SHORT EXERCISE:
Check every line below for the word "trainer" and give only the number of lines where it appears.

DATA FOR THIS EXERCISE:
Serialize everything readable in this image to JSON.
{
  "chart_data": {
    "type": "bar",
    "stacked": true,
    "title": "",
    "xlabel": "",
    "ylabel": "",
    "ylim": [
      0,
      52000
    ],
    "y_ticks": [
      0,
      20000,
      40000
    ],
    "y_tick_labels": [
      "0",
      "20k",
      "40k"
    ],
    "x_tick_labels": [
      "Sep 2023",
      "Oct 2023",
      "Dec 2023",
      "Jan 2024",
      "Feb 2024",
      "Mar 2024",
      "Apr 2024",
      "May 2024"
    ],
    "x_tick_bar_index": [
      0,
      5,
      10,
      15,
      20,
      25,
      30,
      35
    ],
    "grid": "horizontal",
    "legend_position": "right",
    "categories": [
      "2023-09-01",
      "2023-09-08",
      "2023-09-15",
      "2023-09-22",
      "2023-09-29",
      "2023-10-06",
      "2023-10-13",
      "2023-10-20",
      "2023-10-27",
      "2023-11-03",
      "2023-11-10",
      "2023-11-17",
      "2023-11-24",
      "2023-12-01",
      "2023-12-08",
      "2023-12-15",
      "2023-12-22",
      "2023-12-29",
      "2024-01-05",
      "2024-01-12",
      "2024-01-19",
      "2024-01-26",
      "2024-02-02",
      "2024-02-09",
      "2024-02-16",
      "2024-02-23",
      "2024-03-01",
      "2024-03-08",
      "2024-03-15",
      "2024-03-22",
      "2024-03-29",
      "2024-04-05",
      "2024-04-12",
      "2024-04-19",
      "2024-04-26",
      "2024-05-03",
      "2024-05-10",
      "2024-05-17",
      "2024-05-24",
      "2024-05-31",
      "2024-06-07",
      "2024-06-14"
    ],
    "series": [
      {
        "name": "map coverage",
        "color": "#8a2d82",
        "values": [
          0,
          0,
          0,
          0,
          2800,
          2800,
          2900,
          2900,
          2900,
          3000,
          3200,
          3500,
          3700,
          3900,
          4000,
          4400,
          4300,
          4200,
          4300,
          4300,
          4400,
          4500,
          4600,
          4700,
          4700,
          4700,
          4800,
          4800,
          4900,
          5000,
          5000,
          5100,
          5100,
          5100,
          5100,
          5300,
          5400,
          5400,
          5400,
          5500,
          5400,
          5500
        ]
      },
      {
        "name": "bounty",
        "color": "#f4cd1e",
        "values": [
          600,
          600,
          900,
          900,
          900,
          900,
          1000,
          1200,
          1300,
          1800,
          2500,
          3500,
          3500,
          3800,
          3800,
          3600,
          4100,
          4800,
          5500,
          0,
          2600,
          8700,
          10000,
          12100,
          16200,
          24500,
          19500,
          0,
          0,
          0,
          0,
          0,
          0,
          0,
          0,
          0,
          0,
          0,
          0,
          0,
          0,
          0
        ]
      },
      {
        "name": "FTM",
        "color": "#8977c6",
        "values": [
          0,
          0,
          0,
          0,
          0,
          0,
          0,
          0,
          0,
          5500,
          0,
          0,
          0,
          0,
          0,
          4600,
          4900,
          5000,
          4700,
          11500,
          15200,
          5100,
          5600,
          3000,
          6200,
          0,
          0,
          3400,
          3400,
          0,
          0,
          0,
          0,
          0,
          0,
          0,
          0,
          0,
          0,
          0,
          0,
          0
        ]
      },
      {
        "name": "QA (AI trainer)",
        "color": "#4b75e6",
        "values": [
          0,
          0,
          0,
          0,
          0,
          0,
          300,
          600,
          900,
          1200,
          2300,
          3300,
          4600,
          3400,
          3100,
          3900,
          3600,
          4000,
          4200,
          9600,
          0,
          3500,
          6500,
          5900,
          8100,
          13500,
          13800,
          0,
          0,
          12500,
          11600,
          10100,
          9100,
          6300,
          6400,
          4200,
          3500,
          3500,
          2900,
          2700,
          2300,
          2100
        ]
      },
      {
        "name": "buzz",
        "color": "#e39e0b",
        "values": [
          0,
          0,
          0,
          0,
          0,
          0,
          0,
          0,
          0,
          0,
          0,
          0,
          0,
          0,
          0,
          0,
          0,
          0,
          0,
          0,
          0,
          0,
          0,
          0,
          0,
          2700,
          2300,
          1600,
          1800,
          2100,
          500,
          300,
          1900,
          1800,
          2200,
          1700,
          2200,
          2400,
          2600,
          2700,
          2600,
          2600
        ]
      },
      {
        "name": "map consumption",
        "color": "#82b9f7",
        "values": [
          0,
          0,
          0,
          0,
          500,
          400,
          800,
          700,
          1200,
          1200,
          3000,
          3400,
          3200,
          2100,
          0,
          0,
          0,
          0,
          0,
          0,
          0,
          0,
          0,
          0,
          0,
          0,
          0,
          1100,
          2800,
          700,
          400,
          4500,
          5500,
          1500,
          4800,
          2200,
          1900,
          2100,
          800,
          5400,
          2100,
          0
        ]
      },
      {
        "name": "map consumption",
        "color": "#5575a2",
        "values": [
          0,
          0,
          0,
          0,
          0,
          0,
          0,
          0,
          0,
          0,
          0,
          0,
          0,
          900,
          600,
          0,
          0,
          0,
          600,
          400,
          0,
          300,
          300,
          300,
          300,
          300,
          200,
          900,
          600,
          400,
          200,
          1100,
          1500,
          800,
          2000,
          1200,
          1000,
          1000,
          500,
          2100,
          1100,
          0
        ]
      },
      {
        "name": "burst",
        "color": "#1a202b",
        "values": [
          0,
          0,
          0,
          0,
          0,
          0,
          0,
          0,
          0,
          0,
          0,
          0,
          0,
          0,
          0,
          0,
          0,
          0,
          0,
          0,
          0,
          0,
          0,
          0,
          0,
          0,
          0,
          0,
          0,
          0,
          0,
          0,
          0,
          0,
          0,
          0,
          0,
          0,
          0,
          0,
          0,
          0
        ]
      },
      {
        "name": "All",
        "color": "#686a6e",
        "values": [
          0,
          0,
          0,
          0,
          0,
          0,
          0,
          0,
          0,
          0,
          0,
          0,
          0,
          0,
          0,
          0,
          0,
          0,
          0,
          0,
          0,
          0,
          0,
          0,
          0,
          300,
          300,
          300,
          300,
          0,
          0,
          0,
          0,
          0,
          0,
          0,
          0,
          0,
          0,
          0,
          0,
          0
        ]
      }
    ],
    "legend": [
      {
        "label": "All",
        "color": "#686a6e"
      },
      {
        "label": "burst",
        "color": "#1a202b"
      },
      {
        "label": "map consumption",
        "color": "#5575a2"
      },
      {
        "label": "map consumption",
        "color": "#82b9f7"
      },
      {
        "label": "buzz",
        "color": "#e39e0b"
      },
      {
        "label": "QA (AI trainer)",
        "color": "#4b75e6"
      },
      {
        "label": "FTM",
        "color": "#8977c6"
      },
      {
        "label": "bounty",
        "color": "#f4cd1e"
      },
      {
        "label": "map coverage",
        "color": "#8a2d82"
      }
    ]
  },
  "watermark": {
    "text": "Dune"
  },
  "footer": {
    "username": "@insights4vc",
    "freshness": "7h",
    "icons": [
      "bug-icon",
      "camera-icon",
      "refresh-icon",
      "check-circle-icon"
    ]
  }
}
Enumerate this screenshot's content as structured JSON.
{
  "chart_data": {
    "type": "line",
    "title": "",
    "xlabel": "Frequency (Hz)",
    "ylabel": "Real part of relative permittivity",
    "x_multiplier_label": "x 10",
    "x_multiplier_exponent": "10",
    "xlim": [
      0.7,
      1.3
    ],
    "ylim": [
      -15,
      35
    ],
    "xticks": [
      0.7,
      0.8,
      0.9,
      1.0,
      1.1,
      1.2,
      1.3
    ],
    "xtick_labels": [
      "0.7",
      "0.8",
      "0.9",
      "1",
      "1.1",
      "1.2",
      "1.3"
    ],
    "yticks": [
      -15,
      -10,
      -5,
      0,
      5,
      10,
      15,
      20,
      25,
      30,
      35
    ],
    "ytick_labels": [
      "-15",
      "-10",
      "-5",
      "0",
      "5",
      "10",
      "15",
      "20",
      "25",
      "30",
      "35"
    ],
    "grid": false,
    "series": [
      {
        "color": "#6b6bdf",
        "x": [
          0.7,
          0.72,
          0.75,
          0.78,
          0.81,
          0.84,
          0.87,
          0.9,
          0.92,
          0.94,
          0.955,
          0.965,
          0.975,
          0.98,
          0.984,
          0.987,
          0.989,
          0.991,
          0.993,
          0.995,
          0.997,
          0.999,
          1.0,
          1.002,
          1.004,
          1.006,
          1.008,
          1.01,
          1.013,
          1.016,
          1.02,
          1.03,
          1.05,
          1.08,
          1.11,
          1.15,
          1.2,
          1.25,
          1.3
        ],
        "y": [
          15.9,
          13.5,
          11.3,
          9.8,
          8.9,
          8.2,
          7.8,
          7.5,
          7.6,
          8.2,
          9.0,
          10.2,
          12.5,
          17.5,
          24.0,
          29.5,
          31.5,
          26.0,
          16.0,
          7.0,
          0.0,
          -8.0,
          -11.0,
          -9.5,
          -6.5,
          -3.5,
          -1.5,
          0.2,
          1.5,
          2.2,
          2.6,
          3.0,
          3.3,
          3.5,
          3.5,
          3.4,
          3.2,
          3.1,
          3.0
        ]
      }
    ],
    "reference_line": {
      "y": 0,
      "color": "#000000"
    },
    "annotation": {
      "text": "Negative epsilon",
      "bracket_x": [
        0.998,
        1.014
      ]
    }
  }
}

IN RESPONSE:
2